Copy out the listing exactly.

━━━ Record set ━━━

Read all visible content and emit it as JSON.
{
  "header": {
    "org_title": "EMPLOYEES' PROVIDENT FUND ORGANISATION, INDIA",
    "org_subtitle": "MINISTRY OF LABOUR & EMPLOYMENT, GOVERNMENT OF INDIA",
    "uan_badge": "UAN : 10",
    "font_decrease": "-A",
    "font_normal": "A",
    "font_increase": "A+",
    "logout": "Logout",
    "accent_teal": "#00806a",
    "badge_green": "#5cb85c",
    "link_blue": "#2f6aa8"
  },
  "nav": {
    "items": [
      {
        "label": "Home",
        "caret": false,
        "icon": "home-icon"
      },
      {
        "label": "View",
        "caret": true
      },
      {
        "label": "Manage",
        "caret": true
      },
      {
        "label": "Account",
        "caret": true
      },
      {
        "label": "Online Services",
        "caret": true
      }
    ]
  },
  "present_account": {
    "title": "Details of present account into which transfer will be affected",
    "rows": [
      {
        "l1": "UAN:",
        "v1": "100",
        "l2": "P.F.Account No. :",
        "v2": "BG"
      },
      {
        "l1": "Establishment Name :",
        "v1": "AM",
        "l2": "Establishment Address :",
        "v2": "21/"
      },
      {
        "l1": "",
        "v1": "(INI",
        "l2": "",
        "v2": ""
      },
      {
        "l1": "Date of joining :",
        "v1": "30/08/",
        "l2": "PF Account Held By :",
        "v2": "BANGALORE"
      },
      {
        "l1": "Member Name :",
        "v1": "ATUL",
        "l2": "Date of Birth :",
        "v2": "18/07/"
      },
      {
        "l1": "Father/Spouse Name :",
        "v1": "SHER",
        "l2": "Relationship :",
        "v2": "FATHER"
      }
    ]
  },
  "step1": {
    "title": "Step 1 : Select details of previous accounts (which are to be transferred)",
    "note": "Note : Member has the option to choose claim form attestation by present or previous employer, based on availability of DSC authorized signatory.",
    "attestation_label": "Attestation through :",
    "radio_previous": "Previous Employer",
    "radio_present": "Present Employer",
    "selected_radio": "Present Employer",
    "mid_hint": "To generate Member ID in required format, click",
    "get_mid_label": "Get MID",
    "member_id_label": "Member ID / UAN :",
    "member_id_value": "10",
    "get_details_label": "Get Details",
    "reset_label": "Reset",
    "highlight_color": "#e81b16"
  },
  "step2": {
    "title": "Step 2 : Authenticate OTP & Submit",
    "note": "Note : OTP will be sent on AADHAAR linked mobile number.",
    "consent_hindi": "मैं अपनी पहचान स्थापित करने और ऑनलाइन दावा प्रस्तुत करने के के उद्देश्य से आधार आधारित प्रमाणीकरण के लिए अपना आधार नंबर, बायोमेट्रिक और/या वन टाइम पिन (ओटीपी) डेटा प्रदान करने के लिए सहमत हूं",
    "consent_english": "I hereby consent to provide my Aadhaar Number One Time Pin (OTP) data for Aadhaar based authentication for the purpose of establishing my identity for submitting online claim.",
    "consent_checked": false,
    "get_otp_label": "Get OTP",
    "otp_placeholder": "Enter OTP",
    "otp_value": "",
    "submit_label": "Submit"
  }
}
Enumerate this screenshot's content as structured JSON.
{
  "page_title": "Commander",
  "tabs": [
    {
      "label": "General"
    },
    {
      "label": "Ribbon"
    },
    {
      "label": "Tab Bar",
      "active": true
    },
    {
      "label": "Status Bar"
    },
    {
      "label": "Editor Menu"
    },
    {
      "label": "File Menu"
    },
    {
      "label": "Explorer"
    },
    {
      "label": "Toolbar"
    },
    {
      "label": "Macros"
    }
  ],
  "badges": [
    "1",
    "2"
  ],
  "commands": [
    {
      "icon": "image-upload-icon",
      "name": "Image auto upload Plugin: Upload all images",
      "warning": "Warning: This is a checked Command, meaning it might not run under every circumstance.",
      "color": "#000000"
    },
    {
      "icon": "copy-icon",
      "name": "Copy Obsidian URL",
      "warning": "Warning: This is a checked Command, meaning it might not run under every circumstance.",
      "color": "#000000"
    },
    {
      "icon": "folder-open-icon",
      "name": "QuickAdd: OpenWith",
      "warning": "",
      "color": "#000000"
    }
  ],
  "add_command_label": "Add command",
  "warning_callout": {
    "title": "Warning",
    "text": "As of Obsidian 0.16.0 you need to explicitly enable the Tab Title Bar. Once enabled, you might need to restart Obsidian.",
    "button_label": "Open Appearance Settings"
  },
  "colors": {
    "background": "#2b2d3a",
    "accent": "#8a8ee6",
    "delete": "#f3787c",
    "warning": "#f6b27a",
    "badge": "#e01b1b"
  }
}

━━━

▶ Written solution
Read all visible content and emit it as JSON.
{
  "header": {
    "org_title": "EMPLOYEES' PROVIDENT FUND ORGANISATION, INDIA",
    "org_subtitle": "MINISTRY OF LABOUR & EMPLOYMENT, GOVERNMENT OF INDIA",
    "uan_badge": "UAN : 10",
    "font_decrease": "-A",
    "font_normal": "A",
    "font_increase": "A+",
    "logout": "Logout",
    "accent_teal": "#00806a",
    "badge_green": "#5cb85c",
    "link_blue": "#2f6aa8"
  },
  "nav": {
    "items": [
      {
        "label": "Home",
        "caret": false,
        "icon": "home-icon"
      },
      {
        "label": "View",
        "caret": true
      },
      {
        "label": "Manage",
        "caret": true
      },
      {
        "label": "Account",
        "caret": true
      },
      {
        "label": "Online Services",
        "caret": true
      }
    ]
  },
  "present_account": {
    "title": "Details of present account into which transfer will be affected",
    "rows": [
      {
        "l1": "UAN:",
        "v1": "100",
        "l2": "P.F.Account No. :",
        "v2": "BG"
      },
      {
        "l1": "Establishment Name :",
        "v1": "AM",
        "l2": "Establishment Address :",
        "v2": "21/"
      },
      {
        "l1": "",
        "v1": "(INI",
        "l2": "",
        "v2": ""
      },
      {
        "l1": "Date of joining :",
        "v1": "30/08/",
        "l2": "PF Account Held By :",
        "v2": "BANGALORE"
      },
      {
        "l1": "Member Name :",
        "v1": "ATUL",
        "l2": "Date of Birth :",
        "v2": "18/07/"
      },
      {
        "l1": "Father/Spouse Name :",
        "v1": "SHER",
        "l2": "Relationship :",
        "v2": "FATHER"
      }
    ]
  },
  "step1": {
    "title": "Step 1 : Select details of previous accounts (which are to be transferred)",
    "note": "Note : Member has the option to choose claim form attestation by present or previous employer, based on availability of DSC authorized signatory.",
    "attestation_label": "Attestation through :",
    "radio_previous": "Previous Employer",
    "radio_present": "Present Employer",
    "selected_radio": "Present Employer",
    "mid_hint": "To generate Member ID in required format, click",
    "get_mid_label": "Get MID",
    "member_id_label": "Member ID / UAN :",
    "member_id_value": "10",
    "get_details_label": "Get Details",
    "reset_label": "Reset",
    "highlight_color": "#e81b16"
  },
  "step2": {
    "title": "Step 2 : Authenticate OTP & Submit",
    "note": "Note : OTP will be sent on AADHAAR linked mobile number.",
    "consent_hindi": "मैं अपनी पहचान स्थापित करने और ऑनलाइन दावा प्रस्तुत करने के के उद्देश्य से आधार आधारित प्रमाणीकरण के लिए अपना आधार नंबर, बायोमेट्रिक और/या वन टाइम पिन (ओटीपी) डेटा प्रदान करने के लिए सहमत हूं",
    "consent_english": "I hereby consent to provide my Aadhaar Number One Time Pin (OTP) data for Aadhaar based authentication for the purpose of establishing my identity for submitting online claim.",
    "consent_checked": false,
    "get_otp_label": "Get OTP",
    "otp_placeholder": "Enter OTP",
    "otp_value": "",
    "submit_label": "Submit"
  }
}
Enumerate this screenshot's content as structured JSON.
{
  "page_title": "Commander",
  "tabs": [
    {
      "label": "General"
    },
    {
      "label": "Ribbon"
    },
    {
      "label": "Tab Bar",
      "active": true
    },
    {
      "label": "Status Bar"
    },
    {
      "label": "Editor Menu"
    },
    {
      "label": "File Menu"
    },
    {
      "label": "Explorer"
    },
    {
      "label": "Toolbar"
    },
    {
      "label": "Macros"
    }
  ],
  "badges": [
    "1",
    "2"
  ],
  "commands": [
    {
      "icon": "image-upload-icon",
      "name": "Image auto upload Plugin: Upload all images",
      "warning": "Warning: This is a checked Command, meaning it might not run under every circumstance.",
      "color": "#000000"
    },
    {
      "icon": "copy-icon",
      "name": "Copy Obsidian URL",
      "warning": "Warning: This is a checked Command, meaning it might not run under every circumstance.",
      "color": "#000000"
    },
    {
      "icon": "folder-open-icon",
      "name": "QuickAdd: OpenWith",
      "warning": "",
      "color": "#000000"
    }
  ],
  "add_command_label": "Add command",
  "warning_callout": {
    "title": "Warning",
    "text": "As of Obsidian 0.16.0 you need to explicitly enable the Tab Title Bar. Once enabled, you might need to restart Obsidian.",
    "button_label": "Open Appearance Settings"
  },
  "colors": {
    "background": "#2b2d3a",
    "accent": "#8a8ee6",
    "delete": "#f3787c",
    "warning": "#f6b27a",
    "badge": "#e01b1b"
  }
}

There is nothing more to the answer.